┏━━

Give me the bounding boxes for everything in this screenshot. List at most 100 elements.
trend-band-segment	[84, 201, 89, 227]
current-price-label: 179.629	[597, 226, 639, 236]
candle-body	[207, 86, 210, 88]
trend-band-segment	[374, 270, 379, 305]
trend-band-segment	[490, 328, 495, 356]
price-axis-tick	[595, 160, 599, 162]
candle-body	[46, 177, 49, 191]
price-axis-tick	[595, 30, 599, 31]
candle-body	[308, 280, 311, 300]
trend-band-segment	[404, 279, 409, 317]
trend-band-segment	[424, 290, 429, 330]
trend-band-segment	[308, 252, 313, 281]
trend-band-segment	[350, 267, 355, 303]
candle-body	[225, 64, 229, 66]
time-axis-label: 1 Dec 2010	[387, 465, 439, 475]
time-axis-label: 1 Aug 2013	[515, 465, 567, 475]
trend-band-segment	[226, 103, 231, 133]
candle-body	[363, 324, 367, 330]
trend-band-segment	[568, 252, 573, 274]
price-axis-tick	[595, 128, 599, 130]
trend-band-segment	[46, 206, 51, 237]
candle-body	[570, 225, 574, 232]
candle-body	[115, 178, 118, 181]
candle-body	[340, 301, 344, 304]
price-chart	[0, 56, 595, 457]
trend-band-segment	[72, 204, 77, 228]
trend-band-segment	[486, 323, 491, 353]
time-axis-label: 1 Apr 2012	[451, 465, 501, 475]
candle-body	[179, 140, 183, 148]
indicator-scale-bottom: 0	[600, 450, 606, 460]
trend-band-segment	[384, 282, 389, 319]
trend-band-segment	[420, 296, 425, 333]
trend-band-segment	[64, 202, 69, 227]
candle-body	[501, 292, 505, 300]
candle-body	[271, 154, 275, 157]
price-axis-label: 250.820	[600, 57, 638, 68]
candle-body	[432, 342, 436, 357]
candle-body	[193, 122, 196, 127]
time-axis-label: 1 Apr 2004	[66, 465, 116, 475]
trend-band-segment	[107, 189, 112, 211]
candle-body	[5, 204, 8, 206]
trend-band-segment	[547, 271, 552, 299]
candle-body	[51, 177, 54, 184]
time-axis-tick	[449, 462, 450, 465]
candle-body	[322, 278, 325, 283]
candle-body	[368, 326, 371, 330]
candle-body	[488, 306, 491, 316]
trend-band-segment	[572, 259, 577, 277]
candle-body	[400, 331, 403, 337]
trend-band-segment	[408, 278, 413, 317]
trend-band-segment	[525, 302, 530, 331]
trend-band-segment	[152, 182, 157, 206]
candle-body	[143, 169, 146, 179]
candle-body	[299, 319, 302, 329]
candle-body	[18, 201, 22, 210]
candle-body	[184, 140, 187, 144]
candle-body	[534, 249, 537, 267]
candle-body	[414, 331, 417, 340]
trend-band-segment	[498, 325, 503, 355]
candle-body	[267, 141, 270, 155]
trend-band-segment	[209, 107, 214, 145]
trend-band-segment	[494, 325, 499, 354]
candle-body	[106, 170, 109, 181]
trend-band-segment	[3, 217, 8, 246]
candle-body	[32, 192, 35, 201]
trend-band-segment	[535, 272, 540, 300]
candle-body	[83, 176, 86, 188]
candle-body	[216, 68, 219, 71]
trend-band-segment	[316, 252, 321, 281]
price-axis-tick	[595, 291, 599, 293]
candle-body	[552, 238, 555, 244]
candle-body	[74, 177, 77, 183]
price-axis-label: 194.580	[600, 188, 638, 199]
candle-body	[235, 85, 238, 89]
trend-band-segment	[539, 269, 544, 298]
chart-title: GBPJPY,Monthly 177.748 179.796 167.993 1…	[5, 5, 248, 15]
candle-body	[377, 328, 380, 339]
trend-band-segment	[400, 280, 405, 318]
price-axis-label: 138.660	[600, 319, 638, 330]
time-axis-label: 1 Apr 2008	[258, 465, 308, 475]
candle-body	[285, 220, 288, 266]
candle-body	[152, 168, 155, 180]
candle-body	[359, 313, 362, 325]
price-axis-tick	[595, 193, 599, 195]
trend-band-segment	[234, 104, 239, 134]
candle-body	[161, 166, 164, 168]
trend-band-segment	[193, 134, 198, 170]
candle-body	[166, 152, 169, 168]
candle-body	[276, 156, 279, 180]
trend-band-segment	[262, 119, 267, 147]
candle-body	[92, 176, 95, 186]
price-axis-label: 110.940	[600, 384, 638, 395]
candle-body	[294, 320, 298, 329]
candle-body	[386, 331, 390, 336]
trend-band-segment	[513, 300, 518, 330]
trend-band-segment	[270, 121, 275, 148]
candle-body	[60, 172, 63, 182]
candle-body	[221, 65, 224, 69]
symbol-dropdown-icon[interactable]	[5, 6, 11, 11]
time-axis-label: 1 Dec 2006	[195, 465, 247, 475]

┗━━

**WRITTEN EXERCISE**
Rewrite all of the data above, replacing every "trend-band-segment" with "trend-channel-segment" and leaving everything else unchanged.

**IN RESPONSE**
Give me the bounding boxes for everything in this screenshot. List at most 100 elements.
trend-channel-segment	[84, 201, 89, 227]
current-price-label: 179.629	[597, 226, 639, 236]
candle-body	[207, 86, 210, 88]
trend-channel-segment	[374, 270, 379, 305]
trend-channel-segment	[490, 328, 495, 356]
price-axis-tick	[595, 160, 599, 162]
candle-body	[46, 177, 49, 191]
price-axis-tick	[595, 30, 599, 31]
candle-body	[308, 280, 311, 300]
trend-channel-segment	[404, 279, 409, 317]
trend-channel-segment	[424, 290, 429, 330]
trend-channel-segment	[308, 252, 313, 281]
trend-channel-segment	[350, 267, 355, 303]
candle-body	[225, 64, 229, 66]
time-axis-label: 1 Dec 2010	[387, 465, 439, 475]
time-axis-label: 1 Aug 2013	[515, 465, 567, 475]
trend-channel-segment	[226, 103, 231, 133]
candle-body	[363, 324, 367, 330]
trend-channel-segment	[568, 252, 573, 274]
price-axis-tick	[595, 128, 599, 130]
trend-channel-segment	[46, 206, 51, 237]
candle-body	[570, 225, 574, 232]
candle-body	[115, 178, 118, 181]
candle-body	[340, 301, 344, 304]
price-chart	[0, 56, 595, 457]
trend-channel-segment	[72, 204, 77, 228]
trend-channel-segment	[486, 323, 491, 353]
time-axis-label: 1 Apr 2012	[451, 465, 501, 475]
candle-body	[179, 140, 183, 148]
indicator-scale-bottom: 0	[600, 450, 606, 460]
trend-channel-segment	[384, 282, 389, 319]
trend-channel-segment	[420, 296, 425, 333]
trend-channel-segment	[64, 202, 69, 227]
candle-body	[501, 292, 505, 300]
candle-body	[271, 154, 275, 157]
price-axis-label: 250.820	[600, 57, 638, 68]
candle-body	[432, 342, 436, 357]
candle-body	[193, 122, 196, 127]
time-axis-label: 1 Apr 2004	[66, 465, 116, 475]
trend-channel-segment	[107, 189, 112, 211]
candle-body	[5, 204, 8, 206]
trend-channel-segment	[547, 271, 552, 299]
candle-body	[51, 177, 54, 184]
time-axis-tick	[449, 462, 450, 465]
candle-body	[322, 278, 325, 283]
candle-body	[368, 326, 371, 330]
candle-body	[488, 306, 491, 316]
trend-channel-segment	[572, 259, 577, 277]
candle-body	[400, 331, 403, 337]
trend-channel-segment	[408, 278, 413, 317]
trend-channel-segment	[525, 302, 530, 331]
trend-channel-segment	[152, 182, 157, 206]
candle-body	[143, 169, 146, 179]
candle-body	[299, 319, 302, 329]
candle-body	[18, 201, 22, 210]
candle-body	[184, 140, 187, 144]
candle-body	[534, 249, 537, 267]
candle-body	[414, 331, 417, 340]
trend-channel-segment	[498, 325, 503, 355]
candle-body	[267, 141, 270, 155]
trend-channel-segment	[209, 107, 214, 145]
trend-channel-segment	[494, 325, 499, 354]
candle-body	[106, 170, 109, 181]
trend-channel-segment	[3, 217, 8, 246]
candle-body	[32, 192, 35, 201]
trend-channel-segment	[535, 272, 540, 300]
candle-body	[83, 176, 86, 188]
candle-body	[216, 68, 219, 71]
trend-channel-segment	[316, 252, 321, 281]
price-axis-tick	[595, 291, 599, 293]
candle-body	[552, 238, 555, 244]
candle-body	[74, 177, 77, 183]
price-axis-label: 194.580	[600, 188, 638, 199]
candle-body	[235, 85, 238, 89]
trend-channel-segment	[539, 269, 544, 298]
chart-title: GBPJPY,Monthly 177.748 179.796 167.993 1…	[5, 5, 248, 15]
candle-body	[377, 328, 380, 339]
trend-channel-segment	[400, 280, 405, 318]
price-axis-label: 138.660	[600, 319, 638, 330]
time-axis-label: 1 Apr 2008	[258, 465, 308, 475]
candle-body	[285, 220, 288, 266]
candle-body	[152, 168, 155, 180]
candle-body	[359, 313, 362, 325]
price-axis-tick	[595, 193, 599, 195]
trend-channel-segment	[234, 104, 239, 134]
candle-body	[161, 166, 164, 168]
trend-channel-segment	[193, 134, 198, 170]
candle-body	[166, 152, 169, 168]
candle-body	[276, 156, 279, 180]
trend-channel-segment	[262, 119, 267, 147]
candle-body	[92, 176, 95, 186]
price-axis-label: 110.940	[600, 384, 638, 395]
candle-body	[294, 320, 298, 329]
candle-body	[386, 331, 390, 336]
trend-channel-segment	[513, 300, 518, 330]
trend-channel-segment	[270, 121, 275, 148]
candle-body	[60, 172, 63, 182]
candle-body	[221, 65, 224, 69]
symbol-dropdown-icon[interactable]	[5, 6, 11, 11]
time-axis-label: 1 Dec 2006	[195, 465, 247, 475]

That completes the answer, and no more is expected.